Repeat every record below exactly as it appears.

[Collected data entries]
________

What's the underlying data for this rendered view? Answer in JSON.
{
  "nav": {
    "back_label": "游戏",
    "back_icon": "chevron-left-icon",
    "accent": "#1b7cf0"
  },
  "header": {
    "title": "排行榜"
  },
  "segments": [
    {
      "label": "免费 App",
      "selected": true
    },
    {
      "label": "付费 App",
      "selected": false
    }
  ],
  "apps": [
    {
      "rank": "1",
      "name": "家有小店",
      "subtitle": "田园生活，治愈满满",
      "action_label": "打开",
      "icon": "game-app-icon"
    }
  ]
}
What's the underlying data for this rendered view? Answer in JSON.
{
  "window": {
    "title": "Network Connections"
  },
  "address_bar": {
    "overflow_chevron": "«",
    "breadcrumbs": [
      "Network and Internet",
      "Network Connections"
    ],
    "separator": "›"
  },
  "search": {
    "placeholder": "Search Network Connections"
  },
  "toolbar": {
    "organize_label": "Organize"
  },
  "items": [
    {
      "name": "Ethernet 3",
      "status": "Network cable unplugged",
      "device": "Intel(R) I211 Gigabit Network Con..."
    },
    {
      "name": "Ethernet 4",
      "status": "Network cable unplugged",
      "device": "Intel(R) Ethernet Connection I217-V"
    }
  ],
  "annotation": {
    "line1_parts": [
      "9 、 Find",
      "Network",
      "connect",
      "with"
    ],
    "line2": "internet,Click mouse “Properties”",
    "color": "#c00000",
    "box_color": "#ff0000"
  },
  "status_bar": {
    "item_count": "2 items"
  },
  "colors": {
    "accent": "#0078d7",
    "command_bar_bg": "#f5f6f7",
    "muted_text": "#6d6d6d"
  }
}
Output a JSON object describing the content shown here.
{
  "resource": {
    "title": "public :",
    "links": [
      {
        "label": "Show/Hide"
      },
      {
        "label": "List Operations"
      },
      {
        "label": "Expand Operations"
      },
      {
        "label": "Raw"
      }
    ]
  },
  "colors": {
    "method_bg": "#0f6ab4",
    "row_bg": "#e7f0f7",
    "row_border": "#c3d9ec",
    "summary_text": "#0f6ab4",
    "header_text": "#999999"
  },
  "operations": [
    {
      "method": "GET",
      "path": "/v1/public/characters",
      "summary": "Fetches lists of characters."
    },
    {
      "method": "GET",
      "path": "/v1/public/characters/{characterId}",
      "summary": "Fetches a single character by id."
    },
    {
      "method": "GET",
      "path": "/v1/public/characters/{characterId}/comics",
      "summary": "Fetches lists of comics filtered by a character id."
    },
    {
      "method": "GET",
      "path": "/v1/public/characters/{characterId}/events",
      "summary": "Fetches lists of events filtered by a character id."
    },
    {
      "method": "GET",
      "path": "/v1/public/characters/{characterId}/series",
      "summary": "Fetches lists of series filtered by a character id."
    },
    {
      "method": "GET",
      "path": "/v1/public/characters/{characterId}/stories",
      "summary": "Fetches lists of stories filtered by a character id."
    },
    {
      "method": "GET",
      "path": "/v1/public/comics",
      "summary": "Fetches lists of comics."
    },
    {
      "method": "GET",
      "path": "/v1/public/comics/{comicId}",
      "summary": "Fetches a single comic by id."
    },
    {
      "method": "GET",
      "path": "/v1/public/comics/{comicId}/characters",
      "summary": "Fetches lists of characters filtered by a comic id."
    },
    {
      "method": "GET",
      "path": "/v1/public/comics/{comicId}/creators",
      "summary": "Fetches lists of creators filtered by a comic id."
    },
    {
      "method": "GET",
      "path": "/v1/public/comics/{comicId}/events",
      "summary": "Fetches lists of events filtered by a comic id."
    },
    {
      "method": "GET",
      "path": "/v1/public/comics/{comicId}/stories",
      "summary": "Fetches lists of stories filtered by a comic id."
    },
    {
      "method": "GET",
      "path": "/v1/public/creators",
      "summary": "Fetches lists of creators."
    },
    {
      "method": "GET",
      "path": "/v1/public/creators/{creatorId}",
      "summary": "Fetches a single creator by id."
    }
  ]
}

________

**Answer in full:**
What's the underlying data for this rendered view? Answer in JSON.
{
  "nav": {
    "back_label": "游戏",
    "back_icon": "chevron-left-icon",
    "accent": "#1b7cf0"
  },
  "header": {
    "title": "排行榜"
  },
  "segments": [
    {
      "label": "免费 App",
      "selected": true
    },
    {
      "label": "付费 App",
      "selected": false
    }
  ],
  "apps": [
    {
      "rank": "1",
      "name": "家有小店",
      "subtitle": "田园生活，治愈满满",
      "action_label": "打开",
      "icon": "game-app-icon"
    }
  ]
}
What's the underlying data for this rendered view? Answer in JSON.
{
  "window": {
    "title": "Network Connections"
  },
  "address_bar": {
    "overflow_chevron": "«",
    "breadcrumbs": [
      "Network and Internet",
      "Network Connections"
    ],
    "separator": "›"
  },
  "search": {
    "placeholder": "Search Network Connections"
  },
  "toolbar": {
    "organize_label": "Organize"
  },
  "items": [
    {
      "name": "Ethernet 3",
      "status": "Network cable unplugged",
      "device": "Intel(R) I211 Gigabit Network Con..."
    },
    {
      "name": "Ethernet 4",
      "status": "Network cable unplugged",
      "device": "Intel(R) Ethernet Connection I217-V"
    }
  ],
  "annotation": {
    "line1_parts": [
      "9 、 Find",
      "Network",
      "connect",
      "with"
    ],
    "line2": "internet,Click mouse “Properties”",
    "color": "#c00000",
    "box_color": "#ff0000"
  },
  "status_bar": {
    "item_count": "2 items"
  },
  "colors": {
    "accent": "#0078d7",
    "command_bar_bg": "#f5f6f7",
    "muted_text": "#6d6d6d"
  }
}
Output a JSON object describing the content shown here.
{
  "resource": {
    "title": "public :",
    "links": [
      {
        "label": "Show/Hide"
      },
      {
        "label": "List Operations"
      },
      {
        "label": "Expand Operations"
      },
      {
        "label": "Raw"
      }
    ]
  },
  "colors": {
    "method_bg": "#0f6ab4",
    "row_bg": "#e7f0f7",
    "row_border": "#c3d9ec",
    "summary_text": "#0f6ab4",
    "header_text": "#999999"
  },
  "operations": [
    {
      "method": "GET",
      "path": "/v1/public/characters",
      "summary": "Fetches lists of characters."
    },
    {
      "method": "GET",
      "path": "/v1/public/characters/{characterId}",
      "summary": "Fetches a single character by id."
    },
    {
      "method": "GET",
      "path": "/v1/public/characters/{characterId}/comics",
      "summary": "Fetches lists of comics filtered by a character id."
    },
    {
      "method": "GET",
      "path": "/v1/public/characters/{characterId}/events",
      "summary": "Fetches lists of events filtered by a character id."
    },
    {
      "method": "GET",
      "path": "/v1/public/characters/{characterId}/series",
      "summary": "Fetches lists of series filtered by a character id."
    },
    {
      "method": "GET",
      "path": "/v1/public/characters/{characterId}/stories",
      "summary": "Fetches lists of stories filtered by a character id."
    },
    {
      "method": "GET",
      "path": "/v1/public/comics",
      "summary": "Fetches lists of comics."
    },
    {
      "method": "GET",
      "path": "/v1/public/comics/{comicId}",
      "summary": "Fetches a single comic by id."
    },
    {
      "method": "GET",
      "path": "/v1/public/comics/{comicId}/characters",
      "summary": "Fetches lists of characters filtered by a comic id."
    },
    {
      "method": "GET",
      "path": "/v1/public/comics/{comicId}/creators",
      "summary": "Fetches lists of creators filtered by a comic id."
    },
    {
      "method": "GET",
      "path": "/v1/public/comics/{comicId}/events",
      "summary": "Fetches lists of events filtered by a comic id."
    },
    {
      "method": "GET",
      "path": "/v1/public/comics/{comicId}/stories",
      "summary": "Fetches lists of stories filtered by a comic id."
    },
    {
      "method": "GET",
      "path": "/v1/public/creators",
      "summary": "Fetches lists of creators."
    },
    {
      "method": "GET",
      "path": "/v1/public/creators/{creatorId}",
      "summary": "Fetches a single creator by id."
    }
  ]
}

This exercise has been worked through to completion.